* [TASK REQUIREMENTS]: Search the material for the word "inclusive" and copy each line that holds it.

(Collected data)
[start]

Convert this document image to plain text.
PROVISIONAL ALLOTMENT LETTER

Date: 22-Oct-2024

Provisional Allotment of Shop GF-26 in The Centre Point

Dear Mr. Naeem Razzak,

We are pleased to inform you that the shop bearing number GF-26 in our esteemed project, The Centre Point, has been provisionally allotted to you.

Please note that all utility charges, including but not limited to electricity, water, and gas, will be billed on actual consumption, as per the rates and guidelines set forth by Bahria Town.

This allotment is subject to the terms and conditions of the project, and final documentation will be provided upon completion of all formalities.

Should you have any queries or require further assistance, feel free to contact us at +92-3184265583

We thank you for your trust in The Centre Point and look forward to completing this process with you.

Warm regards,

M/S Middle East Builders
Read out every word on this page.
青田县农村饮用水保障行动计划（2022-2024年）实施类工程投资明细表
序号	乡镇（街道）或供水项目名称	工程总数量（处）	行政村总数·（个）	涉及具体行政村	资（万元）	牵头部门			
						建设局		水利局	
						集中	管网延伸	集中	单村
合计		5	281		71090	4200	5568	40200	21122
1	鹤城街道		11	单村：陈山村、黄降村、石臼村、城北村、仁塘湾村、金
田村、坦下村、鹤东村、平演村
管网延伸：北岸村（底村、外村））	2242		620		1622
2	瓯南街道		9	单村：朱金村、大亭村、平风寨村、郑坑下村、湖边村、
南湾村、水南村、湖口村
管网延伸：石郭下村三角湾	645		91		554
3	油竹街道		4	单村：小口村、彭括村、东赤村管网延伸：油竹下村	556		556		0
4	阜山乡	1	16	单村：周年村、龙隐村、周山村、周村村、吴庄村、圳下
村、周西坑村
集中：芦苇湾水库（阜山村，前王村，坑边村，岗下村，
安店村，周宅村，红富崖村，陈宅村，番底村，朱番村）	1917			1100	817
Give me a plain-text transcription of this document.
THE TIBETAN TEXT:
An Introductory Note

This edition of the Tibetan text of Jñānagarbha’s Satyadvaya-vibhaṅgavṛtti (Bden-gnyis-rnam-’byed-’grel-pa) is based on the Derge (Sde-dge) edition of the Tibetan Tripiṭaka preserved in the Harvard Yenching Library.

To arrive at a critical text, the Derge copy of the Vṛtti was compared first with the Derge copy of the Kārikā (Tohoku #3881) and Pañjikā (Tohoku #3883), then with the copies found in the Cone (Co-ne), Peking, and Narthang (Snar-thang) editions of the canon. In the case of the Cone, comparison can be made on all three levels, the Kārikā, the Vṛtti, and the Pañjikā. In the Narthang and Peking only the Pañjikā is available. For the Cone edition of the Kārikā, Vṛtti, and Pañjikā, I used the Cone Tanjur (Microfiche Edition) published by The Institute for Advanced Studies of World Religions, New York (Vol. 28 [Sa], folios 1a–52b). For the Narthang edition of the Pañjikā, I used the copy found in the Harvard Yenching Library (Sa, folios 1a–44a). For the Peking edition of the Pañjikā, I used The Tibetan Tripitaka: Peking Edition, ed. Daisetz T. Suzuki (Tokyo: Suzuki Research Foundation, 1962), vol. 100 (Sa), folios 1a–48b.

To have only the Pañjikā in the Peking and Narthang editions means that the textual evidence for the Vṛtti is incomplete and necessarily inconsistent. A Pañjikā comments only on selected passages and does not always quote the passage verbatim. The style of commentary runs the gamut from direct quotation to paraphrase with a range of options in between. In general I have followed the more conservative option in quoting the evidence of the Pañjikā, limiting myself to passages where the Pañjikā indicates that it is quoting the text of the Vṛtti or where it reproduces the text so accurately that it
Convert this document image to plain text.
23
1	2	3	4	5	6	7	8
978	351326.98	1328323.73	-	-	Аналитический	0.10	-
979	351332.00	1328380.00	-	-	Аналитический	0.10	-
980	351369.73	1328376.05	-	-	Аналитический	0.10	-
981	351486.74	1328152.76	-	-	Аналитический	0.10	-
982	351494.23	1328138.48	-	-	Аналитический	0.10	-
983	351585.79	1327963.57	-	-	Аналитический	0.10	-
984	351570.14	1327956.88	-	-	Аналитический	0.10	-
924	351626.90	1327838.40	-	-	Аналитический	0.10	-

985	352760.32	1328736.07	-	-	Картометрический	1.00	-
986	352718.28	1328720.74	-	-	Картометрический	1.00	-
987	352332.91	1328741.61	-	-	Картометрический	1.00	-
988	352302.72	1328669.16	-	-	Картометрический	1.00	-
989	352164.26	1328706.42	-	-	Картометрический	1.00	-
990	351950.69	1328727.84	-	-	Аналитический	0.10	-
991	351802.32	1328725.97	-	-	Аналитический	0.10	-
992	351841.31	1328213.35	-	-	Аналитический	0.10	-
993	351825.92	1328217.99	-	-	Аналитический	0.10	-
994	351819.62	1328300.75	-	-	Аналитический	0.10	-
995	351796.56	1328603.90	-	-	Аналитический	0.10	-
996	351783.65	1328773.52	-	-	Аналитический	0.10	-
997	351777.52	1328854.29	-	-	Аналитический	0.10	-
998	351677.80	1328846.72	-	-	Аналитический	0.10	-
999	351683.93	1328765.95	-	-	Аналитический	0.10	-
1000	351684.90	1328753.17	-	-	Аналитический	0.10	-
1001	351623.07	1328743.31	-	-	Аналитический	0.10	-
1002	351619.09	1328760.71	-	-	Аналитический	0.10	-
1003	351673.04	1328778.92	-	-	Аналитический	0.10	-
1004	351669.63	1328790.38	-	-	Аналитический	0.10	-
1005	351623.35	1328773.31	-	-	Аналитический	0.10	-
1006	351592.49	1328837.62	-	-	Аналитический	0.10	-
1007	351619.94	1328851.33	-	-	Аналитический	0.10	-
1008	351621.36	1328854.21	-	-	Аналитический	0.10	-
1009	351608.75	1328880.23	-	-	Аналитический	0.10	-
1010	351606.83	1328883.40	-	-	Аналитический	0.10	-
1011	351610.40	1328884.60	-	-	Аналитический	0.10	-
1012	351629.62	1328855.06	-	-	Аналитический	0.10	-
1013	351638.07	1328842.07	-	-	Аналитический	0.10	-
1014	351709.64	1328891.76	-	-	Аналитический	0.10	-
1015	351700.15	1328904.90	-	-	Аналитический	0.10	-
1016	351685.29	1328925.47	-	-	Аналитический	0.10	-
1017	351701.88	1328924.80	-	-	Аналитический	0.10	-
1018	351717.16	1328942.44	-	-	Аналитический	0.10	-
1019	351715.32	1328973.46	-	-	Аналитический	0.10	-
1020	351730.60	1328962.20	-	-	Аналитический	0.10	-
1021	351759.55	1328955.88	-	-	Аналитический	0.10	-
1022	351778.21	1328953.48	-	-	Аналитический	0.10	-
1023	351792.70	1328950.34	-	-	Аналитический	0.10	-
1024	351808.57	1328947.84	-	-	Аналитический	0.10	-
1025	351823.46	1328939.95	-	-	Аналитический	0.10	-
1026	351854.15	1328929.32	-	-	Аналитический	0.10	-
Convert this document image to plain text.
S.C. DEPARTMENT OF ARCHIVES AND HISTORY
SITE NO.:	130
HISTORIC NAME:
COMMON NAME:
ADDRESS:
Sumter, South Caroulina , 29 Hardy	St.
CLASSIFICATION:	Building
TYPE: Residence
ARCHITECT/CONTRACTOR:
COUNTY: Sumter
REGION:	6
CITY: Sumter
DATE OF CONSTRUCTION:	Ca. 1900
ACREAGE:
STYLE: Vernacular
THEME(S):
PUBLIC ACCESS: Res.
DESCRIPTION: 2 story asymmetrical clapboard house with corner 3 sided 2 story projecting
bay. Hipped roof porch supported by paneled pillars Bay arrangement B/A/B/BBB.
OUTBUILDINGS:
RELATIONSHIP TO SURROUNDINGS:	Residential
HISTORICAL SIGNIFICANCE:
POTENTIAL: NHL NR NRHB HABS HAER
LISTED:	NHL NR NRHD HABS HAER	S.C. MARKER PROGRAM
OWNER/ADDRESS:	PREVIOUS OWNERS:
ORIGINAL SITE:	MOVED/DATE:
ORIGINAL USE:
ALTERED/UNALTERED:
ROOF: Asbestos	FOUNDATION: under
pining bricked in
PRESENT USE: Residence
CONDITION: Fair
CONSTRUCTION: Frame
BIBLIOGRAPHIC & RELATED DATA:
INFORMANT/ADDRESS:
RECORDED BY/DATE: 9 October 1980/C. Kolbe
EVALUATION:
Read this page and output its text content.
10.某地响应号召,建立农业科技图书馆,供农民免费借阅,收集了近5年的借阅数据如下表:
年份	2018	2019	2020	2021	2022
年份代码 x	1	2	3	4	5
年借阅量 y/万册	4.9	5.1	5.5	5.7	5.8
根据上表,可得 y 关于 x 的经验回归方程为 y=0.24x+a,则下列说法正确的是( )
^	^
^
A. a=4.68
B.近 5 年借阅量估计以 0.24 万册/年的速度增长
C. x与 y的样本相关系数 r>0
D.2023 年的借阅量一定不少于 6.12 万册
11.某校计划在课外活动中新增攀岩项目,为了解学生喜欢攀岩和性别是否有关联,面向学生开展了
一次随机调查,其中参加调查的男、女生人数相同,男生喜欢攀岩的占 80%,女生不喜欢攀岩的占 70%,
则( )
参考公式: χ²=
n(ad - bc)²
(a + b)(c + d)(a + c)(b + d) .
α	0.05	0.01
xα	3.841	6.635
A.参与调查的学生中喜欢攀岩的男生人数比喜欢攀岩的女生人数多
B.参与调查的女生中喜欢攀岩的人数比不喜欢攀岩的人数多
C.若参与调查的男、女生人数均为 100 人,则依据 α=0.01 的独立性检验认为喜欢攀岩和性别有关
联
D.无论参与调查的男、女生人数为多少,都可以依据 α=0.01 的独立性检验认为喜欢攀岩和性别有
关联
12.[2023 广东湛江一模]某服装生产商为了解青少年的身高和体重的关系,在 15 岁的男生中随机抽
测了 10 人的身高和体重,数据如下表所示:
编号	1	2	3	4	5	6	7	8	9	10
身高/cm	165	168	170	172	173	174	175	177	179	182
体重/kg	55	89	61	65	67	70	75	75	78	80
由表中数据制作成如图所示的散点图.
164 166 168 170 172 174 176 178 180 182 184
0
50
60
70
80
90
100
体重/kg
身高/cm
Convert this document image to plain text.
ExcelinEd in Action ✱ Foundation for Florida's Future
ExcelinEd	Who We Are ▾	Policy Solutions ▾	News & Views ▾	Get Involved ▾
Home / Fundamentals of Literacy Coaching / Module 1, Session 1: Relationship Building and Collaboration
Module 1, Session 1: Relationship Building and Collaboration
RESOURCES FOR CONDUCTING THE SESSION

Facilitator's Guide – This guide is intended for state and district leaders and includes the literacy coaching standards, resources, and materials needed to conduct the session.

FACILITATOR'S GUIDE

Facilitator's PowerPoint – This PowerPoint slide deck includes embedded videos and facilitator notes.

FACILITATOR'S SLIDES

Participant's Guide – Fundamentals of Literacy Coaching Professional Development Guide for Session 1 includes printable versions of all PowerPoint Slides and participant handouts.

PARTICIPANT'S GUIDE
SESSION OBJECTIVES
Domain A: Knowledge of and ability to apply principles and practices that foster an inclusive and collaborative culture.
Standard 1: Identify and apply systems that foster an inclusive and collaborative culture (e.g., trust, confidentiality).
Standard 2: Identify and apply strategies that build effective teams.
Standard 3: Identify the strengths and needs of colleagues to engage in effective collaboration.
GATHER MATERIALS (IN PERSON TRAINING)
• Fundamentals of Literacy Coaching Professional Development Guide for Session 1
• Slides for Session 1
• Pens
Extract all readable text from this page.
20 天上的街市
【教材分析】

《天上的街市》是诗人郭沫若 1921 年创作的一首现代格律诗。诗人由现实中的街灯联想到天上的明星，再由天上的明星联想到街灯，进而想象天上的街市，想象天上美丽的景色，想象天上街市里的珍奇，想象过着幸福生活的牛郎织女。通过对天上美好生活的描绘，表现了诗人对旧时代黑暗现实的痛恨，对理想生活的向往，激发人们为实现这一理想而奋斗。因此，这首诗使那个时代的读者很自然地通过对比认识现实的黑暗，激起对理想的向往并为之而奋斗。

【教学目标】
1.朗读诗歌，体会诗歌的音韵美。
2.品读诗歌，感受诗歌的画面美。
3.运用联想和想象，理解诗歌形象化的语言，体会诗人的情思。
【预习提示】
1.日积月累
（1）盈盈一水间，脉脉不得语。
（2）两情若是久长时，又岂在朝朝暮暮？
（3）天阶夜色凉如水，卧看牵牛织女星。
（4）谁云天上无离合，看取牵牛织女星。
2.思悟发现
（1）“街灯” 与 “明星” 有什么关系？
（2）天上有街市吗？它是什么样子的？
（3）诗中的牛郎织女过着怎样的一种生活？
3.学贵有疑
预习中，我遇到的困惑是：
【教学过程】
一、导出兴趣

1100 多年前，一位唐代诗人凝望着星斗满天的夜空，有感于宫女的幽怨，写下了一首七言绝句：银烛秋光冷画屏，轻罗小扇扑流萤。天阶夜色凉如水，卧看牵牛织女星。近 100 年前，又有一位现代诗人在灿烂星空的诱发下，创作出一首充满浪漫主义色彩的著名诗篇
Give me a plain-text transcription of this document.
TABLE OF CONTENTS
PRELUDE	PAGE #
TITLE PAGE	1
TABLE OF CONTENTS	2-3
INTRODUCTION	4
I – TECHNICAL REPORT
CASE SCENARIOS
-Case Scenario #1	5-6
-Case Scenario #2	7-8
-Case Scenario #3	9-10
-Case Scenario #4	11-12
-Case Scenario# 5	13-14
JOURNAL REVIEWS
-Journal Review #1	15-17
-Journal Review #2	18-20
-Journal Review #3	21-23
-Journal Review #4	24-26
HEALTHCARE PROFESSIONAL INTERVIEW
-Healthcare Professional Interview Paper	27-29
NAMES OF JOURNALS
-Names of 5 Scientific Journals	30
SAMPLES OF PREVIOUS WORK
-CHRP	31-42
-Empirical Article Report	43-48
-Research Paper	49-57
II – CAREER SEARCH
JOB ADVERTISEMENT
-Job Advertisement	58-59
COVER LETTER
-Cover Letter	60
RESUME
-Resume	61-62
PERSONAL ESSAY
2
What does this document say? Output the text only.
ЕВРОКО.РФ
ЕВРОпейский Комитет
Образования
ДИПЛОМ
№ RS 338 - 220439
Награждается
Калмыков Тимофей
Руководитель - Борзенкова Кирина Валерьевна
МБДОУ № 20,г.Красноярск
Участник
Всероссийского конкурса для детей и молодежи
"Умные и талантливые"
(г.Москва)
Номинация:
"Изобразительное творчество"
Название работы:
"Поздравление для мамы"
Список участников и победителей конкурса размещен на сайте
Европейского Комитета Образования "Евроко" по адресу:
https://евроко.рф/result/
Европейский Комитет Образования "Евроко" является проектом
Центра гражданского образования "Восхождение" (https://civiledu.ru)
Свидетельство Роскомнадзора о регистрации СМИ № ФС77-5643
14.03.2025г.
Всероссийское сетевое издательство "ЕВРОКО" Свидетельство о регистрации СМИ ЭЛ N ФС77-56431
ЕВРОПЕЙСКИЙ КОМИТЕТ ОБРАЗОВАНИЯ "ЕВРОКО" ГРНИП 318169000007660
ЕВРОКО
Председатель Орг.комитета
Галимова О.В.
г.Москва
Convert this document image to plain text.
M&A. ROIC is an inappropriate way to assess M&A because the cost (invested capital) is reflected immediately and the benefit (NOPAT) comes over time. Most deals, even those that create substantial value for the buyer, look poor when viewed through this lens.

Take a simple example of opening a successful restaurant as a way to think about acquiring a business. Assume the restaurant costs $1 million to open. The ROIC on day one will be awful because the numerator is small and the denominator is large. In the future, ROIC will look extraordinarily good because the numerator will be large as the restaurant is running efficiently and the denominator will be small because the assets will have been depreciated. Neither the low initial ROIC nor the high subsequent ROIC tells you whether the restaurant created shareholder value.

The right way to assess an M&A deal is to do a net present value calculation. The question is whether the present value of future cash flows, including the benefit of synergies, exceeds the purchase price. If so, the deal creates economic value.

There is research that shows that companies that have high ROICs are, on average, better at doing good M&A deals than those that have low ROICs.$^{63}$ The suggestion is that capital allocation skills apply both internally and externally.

[end]

* [RESPONSE]:
Domain A: Knowledge of and ability to apply principles and practices that foster an inclusive and collaborative culture.
Standard 1: Identify and apply systems that foster an inclusive and collaborative culture (e.g., trust, confidentiality).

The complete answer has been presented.